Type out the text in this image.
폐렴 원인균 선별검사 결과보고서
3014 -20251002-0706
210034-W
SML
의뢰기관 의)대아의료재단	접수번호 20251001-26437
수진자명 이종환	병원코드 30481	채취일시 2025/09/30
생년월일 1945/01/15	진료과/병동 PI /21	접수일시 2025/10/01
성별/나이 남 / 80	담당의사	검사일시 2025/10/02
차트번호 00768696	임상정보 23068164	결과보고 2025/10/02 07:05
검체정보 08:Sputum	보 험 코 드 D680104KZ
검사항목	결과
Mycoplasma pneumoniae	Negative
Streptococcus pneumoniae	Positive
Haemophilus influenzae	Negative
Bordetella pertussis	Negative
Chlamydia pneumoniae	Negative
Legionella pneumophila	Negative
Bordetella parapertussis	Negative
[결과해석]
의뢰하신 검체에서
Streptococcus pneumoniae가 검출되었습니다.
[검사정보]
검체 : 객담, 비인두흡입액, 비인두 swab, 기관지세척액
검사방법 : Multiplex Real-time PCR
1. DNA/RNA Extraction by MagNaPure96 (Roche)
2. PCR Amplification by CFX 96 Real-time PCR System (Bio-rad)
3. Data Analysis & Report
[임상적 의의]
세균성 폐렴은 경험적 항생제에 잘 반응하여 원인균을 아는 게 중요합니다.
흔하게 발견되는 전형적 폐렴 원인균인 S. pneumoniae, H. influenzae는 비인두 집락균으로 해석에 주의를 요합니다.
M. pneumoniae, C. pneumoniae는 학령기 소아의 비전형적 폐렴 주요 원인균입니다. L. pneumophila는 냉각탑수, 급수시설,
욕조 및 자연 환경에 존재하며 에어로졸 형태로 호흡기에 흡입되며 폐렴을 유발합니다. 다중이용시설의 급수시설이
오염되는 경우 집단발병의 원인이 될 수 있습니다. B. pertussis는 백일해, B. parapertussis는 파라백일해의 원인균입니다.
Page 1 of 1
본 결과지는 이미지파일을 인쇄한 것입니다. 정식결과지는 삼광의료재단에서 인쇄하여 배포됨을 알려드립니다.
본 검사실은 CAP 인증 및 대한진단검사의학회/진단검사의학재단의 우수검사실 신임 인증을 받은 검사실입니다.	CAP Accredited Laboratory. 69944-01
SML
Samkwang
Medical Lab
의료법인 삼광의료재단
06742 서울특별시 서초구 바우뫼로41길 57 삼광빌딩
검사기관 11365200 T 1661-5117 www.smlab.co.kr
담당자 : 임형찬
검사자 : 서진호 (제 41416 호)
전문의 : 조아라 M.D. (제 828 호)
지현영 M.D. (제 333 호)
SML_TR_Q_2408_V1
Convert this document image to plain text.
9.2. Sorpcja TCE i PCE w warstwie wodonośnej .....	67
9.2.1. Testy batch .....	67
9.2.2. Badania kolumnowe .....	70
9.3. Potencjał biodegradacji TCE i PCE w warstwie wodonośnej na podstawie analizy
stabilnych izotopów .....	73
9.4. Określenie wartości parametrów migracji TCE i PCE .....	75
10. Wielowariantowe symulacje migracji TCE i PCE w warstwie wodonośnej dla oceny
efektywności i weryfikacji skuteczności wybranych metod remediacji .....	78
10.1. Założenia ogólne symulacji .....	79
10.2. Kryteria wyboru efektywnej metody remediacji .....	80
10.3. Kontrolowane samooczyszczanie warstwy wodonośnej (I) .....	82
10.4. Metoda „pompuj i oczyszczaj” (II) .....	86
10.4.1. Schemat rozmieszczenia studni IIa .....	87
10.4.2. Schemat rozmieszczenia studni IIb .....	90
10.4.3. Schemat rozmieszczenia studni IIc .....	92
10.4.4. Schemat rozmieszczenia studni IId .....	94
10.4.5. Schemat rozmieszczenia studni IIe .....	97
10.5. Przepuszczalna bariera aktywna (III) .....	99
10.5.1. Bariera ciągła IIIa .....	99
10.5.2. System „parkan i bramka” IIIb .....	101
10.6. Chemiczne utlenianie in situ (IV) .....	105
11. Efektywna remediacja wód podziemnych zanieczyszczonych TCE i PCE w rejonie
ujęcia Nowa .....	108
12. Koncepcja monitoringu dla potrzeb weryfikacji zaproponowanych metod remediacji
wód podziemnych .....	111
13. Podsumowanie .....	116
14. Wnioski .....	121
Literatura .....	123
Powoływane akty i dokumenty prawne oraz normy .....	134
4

**********

Description of the task: Look through the material above. Copy each line where the word "wodonośnej" appears.

Expected answer:
9.2. Sorpcja TCE i PCE w warstwie wodonośnej .....	67
9.3. Potencjał biodegradacji TCE i PCE w warstwie wodonośnej na podstawie analizy
10. Wielowariantowe symulacje migracji TCE i PCE w warstwie wodonośnej dla oceny
10.3. Kontrolowane samooczyszczanie warstwy wodonośnej (I) .....	82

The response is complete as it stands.